THE EXERCISE
Go through the records and show each line where the word "JSON" occurs.

** START RECORDS FOR PROCESSING **

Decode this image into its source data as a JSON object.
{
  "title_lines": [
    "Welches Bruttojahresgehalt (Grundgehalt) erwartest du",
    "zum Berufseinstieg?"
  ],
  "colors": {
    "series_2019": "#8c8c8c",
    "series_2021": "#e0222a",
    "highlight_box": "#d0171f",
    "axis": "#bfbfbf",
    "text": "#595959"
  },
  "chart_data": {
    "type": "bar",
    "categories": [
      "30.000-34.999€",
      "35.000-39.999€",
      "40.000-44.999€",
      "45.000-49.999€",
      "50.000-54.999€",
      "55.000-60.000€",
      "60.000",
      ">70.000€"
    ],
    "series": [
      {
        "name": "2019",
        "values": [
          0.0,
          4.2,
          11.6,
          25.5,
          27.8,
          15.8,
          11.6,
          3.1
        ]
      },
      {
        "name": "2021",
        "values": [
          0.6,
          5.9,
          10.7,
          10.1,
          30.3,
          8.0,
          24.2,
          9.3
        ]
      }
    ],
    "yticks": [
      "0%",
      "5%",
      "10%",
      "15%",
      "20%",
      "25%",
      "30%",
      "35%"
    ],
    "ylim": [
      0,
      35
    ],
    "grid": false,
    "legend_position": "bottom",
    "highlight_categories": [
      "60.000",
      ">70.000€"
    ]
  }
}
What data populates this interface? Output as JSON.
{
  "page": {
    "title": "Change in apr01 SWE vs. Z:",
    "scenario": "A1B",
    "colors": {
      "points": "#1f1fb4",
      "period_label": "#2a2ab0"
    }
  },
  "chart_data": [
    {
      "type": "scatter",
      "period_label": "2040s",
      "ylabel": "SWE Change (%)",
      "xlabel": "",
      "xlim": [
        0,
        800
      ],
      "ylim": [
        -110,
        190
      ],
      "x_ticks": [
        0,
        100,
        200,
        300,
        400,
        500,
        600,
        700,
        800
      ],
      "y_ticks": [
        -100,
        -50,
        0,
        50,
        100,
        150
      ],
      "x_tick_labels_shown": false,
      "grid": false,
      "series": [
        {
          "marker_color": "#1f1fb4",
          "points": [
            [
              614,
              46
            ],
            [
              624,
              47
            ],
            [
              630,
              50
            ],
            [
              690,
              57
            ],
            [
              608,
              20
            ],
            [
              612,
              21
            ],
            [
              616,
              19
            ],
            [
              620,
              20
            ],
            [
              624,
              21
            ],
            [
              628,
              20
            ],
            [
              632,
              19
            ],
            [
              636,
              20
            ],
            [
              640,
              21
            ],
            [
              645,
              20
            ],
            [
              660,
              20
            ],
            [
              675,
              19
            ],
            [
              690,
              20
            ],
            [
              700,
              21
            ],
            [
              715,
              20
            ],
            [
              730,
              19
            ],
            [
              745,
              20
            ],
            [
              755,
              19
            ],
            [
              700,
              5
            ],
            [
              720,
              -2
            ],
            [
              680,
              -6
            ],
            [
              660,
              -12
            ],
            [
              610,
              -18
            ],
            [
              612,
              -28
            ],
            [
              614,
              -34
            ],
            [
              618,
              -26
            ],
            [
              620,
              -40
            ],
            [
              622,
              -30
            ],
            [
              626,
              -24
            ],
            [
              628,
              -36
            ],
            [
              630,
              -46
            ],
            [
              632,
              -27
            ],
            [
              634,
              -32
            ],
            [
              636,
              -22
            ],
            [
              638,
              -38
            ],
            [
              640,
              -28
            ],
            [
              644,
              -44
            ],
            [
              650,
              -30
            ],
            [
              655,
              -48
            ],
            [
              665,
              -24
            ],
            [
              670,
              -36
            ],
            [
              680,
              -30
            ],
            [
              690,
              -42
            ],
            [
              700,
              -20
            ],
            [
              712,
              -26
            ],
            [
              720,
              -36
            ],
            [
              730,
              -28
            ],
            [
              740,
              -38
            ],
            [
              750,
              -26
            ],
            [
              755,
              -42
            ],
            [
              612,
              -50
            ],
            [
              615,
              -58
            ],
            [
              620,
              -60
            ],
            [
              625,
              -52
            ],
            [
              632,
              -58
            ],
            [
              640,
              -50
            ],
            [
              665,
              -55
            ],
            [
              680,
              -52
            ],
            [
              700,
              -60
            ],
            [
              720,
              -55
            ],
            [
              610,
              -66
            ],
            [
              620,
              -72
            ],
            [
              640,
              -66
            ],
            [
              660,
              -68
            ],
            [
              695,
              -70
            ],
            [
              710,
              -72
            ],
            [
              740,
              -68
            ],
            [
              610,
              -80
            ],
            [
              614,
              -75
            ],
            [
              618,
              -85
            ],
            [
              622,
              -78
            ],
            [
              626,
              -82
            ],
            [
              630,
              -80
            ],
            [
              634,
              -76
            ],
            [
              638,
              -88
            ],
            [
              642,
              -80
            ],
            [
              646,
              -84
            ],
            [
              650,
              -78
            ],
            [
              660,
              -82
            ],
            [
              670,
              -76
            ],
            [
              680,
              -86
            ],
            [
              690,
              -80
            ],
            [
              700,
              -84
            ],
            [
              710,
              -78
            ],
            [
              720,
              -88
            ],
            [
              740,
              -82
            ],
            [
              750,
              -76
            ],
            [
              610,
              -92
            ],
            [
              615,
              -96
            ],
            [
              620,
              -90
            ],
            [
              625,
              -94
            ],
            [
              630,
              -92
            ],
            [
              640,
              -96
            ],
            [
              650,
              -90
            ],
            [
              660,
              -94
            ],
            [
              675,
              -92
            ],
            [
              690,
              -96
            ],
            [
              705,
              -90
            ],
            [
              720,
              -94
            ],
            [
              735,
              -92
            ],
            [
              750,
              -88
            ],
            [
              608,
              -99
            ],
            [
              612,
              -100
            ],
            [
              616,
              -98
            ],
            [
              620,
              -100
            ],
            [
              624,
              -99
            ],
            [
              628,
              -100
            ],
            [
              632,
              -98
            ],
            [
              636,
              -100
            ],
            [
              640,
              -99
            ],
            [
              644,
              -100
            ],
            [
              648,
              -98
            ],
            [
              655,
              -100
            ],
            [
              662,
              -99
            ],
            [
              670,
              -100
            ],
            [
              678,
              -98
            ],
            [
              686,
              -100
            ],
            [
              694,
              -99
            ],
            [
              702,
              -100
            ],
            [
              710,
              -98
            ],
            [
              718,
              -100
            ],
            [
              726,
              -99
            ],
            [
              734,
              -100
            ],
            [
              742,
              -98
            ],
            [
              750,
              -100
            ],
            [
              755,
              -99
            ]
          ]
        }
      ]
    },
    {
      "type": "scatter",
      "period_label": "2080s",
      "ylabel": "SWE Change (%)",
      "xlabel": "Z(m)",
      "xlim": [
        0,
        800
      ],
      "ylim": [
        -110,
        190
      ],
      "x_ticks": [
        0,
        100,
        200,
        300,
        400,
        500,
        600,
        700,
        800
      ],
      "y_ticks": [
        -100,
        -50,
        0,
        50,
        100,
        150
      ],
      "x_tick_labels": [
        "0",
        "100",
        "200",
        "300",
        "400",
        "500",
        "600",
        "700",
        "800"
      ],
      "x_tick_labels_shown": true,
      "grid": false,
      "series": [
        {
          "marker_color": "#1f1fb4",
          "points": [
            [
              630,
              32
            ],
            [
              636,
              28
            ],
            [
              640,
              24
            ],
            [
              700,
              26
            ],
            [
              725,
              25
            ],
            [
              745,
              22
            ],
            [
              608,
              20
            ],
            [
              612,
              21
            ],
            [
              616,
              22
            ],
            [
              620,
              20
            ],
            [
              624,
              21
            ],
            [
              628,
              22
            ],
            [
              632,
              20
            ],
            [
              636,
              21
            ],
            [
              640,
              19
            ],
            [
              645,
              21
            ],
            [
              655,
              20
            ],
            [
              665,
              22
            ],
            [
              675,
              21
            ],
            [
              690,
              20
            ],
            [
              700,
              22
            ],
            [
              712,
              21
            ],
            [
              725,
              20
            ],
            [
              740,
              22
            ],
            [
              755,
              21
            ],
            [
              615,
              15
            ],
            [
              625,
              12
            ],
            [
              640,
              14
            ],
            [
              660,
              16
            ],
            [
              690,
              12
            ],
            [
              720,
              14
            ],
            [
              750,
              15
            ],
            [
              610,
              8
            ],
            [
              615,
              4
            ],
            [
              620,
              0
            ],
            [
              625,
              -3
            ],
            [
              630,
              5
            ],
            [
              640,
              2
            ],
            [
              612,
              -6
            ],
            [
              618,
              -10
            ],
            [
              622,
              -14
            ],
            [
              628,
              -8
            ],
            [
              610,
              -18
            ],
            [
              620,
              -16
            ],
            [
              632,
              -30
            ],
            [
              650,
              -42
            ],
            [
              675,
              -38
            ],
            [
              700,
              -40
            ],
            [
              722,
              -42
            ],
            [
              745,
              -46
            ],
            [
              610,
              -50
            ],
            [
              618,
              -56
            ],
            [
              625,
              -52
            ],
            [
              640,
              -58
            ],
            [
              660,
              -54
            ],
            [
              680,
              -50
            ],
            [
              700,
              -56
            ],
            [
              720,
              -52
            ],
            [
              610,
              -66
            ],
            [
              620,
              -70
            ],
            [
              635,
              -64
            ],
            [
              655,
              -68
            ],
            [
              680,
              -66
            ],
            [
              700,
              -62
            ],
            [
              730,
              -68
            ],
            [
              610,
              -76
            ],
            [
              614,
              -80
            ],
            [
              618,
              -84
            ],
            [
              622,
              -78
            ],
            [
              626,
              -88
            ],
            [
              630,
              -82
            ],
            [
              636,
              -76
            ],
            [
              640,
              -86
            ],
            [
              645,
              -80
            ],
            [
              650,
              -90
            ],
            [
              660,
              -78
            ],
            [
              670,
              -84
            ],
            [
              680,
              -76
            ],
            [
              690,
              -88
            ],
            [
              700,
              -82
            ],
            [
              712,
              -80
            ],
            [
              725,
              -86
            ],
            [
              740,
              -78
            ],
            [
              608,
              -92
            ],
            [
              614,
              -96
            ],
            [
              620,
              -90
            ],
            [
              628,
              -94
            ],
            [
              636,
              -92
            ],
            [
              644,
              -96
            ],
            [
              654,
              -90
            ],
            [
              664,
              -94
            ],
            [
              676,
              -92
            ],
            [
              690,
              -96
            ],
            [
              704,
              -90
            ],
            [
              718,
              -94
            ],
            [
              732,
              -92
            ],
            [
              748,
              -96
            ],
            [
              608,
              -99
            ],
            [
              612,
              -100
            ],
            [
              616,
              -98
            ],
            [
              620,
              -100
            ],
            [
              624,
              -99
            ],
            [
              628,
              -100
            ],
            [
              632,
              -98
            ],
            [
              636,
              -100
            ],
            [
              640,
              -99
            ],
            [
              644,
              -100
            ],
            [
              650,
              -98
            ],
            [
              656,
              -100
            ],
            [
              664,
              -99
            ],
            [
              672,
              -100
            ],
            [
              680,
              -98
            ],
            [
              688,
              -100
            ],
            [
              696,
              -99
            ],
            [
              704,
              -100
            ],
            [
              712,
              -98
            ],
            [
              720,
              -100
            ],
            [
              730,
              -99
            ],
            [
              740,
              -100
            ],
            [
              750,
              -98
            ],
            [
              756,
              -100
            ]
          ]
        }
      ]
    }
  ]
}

** END RECORDS FOR PROCESSING **

ANSWER FOR THIS EXERCISE
Decode this image into its source data as a JSON object.
What data populates this interface? Output as JSON.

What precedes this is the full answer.